Output the material beneath this task exactly, images excluded.

═════ Extracted material ═════

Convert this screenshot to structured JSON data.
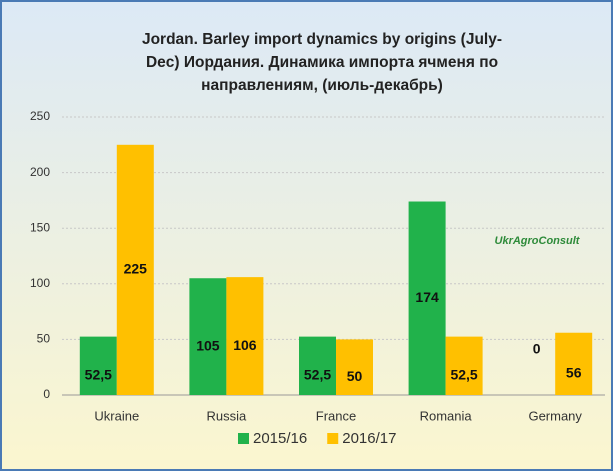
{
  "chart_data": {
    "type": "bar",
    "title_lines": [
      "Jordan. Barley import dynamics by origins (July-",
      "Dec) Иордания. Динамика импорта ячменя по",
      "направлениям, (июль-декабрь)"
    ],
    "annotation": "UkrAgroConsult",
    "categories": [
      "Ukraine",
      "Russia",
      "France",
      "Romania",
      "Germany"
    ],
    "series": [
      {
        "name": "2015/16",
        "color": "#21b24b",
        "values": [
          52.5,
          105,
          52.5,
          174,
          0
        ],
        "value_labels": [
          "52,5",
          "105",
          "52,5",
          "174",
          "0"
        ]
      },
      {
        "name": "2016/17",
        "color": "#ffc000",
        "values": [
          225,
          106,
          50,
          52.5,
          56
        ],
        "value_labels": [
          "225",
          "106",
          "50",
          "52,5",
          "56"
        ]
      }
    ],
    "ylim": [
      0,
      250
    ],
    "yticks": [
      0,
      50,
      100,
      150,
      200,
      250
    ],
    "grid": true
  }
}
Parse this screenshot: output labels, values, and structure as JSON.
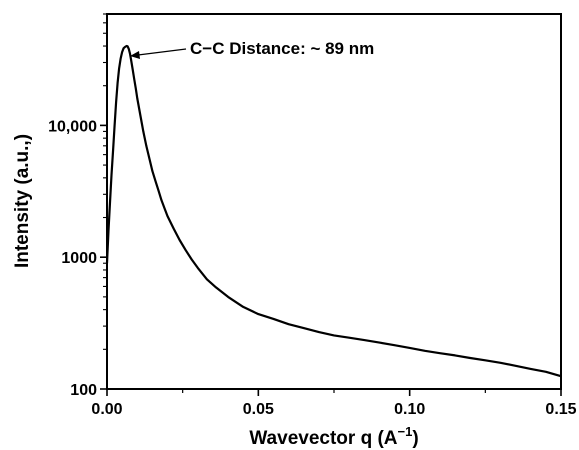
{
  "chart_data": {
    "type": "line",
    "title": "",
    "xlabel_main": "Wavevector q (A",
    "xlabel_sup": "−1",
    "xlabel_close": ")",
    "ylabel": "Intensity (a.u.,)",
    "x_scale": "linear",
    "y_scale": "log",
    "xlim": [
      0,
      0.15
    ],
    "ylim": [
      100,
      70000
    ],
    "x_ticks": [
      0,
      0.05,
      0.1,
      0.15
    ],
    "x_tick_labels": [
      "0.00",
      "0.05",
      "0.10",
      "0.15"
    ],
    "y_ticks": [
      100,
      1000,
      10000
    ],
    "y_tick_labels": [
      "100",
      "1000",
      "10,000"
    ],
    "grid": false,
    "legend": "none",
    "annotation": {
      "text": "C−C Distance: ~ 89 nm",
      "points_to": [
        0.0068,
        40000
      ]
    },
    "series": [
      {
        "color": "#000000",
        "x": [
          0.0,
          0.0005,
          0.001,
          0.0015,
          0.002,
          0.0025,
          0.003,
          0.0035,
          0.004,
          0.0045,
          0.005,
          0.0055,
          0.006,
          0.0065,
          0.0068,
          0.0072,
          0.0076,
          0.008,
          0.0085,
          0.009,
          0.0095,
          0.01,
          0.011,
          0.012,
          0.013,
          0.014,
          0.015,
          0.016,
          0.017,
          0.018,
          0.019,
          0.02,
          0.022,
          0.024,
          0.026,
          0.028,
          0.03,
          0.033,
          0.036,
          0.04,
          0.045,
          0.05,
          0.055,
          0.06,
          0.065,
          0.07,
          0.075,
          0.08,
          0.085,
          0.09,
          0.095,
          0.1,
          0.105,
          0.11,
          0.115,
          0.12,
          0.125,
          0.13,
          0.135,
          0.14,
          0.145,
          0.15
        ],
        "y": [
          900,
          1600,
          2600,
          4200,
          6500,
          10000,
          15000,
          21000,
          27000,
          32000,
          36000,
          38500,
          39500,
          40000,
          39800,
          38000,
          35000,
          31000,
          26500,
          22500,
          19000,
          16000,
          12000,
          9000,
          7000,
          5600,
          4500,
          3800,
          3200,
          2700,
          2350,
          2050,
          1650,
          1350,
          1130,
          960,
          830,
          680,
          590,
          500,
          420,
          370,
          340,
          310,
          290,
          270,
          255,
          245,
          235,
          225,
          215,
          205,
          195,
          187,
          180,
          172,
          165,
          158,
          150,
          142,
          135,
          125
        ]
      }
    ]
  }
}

═════

Task output:
Convert this screenshot to structured JSON data.
{
  "chart_data": {
    "type": "bar",
    "title_lines": [
      "Jordan. Barley import dynamics by origins (July-",
      "Dec) Иордания. Динамика импорта ячменя по",
      "направлениям, (июль-декабрь)"
    ],
    "annotation": "UkrAgroConsult",
    "categories": [
      "Ukraine",
      "Russia",
      "France",
      "Romania",
      "Germany"
    ],
    "series": [
      {
        "name": "2015/16",
        "color": "#21b24b",
        "values": [
          52.5,
          105,
          52.5,
          174,
          0
        ],
        "value_labels": [
          "52,5",
          "105",
          "52,5",
          "174",
          "0"
        ]
      },
      {
        "name": "2016/17",
        "color": "#ffc000",
        "values": [
          225,
          106,
          50,
          52.5,
          56
        ],
        "value_labels": [
          "225",
          "106",
          "50",
          "52,5",
          "56"
        ]
      }
    ],
    "ylim": [
      0,
      250
    ],
    "yticks": [
      0,
      50,
      100,
      150,
      200,
      250
    ],
    "grid": true
  }
}
Parse this screenshot: output labels, values, and structure as JSON.
{
  "chart_data": {
    "type": "line",
    "title": "",
    "xlabel_main": "Wavevector q (A",
    "xlabel_sup": "−1",
    "xlabel_close": ")",
    "ylabel": "Intensity (a.u.,)",
    "x_scale": "linear",
    "y_scale": "log",
    "xlim": [
      0,
      0.15
    ],
    "ylim": [
      100,
      70000
    ],
    "x_ticks": [
      0,
      0.05,
      0.1,
      0.15
    ],
    "x_tick_labels": [
      "0.00",
      "0.05",
      "0.10",
      "0.15"
    ],
    "y_ticks": [
      100,
      1000,
      10000
    ],
    "y_tick_labels": [
      "100",
      "1000",
      "10,000"
    ],
    "grid": false,
    "legend": "none",
    "annotation": {
      "text": "C−C Distance: ~ 89 nm",
      "points_to": [
        0.0068,
        40000
      ]
    },
    "series": [
      {
        "color": "#000000",
        "x": [
          0.0,
          0.0005,
          0.001,
          0.0015,
          0.002,
          0.0025,
          0.003,
          0.0035,
          0.004,
          0.0045,
          0.005,
          0.0055,
          0.006,
          0.0065,
          0.0068,
          0.0072,
          0.0076,
          0.008,
          0.0085,
          0.009,
          0.0095,
          0.01,
          0.011,
          0.012,
          0.013,
          0.014,
          0.015,
          0.016,
          0.017,
          0.018,
          0.019,
          0.02,
          0.022,
          0.024,
          0.026,
          0.028,
          0.03,
          0.033,
          0.036,
          0.04,
          0.045,
          0.05,
          0.055,
          0.06,
          0.065,
          0.07,
          0.075,
          0.08,
          0.085,
          0.09,
          0.095,
          0.1,
          0.105,
          0.11,
          0.115,
          0.12,
          0.125,
          0.13,
          0.135,
          0.14,
          0.145,
          0.15
        ],
        "y": [
          900,
          1600,
          2600,
          4200,
          6500,
          10000,
          15000,
          21000,
          27000,
          32000,
          36000,
          38500,
          39500,
          40000,
          39800,
          38000,
          35000,
          31000,
          26500,
          22500,
          19000,
          16000,
          12000,
          9000,
          7000,
          5600,
          4500,
          3800,
          3200,
          2700,
          2350,
          2050,
          1650,
          1350,
          1130,
          960,
          830,
          680,
          590,
          500,
          420,
          370,
          340,
          310,
          290,
          270,
          255,
          245,
          235,
          225,
          215,
          205,
          195,
          187,
          180,
          172,
          165,
          158,
          150,
          142,
          135,
          125
        ]
      }
    ]
  }
}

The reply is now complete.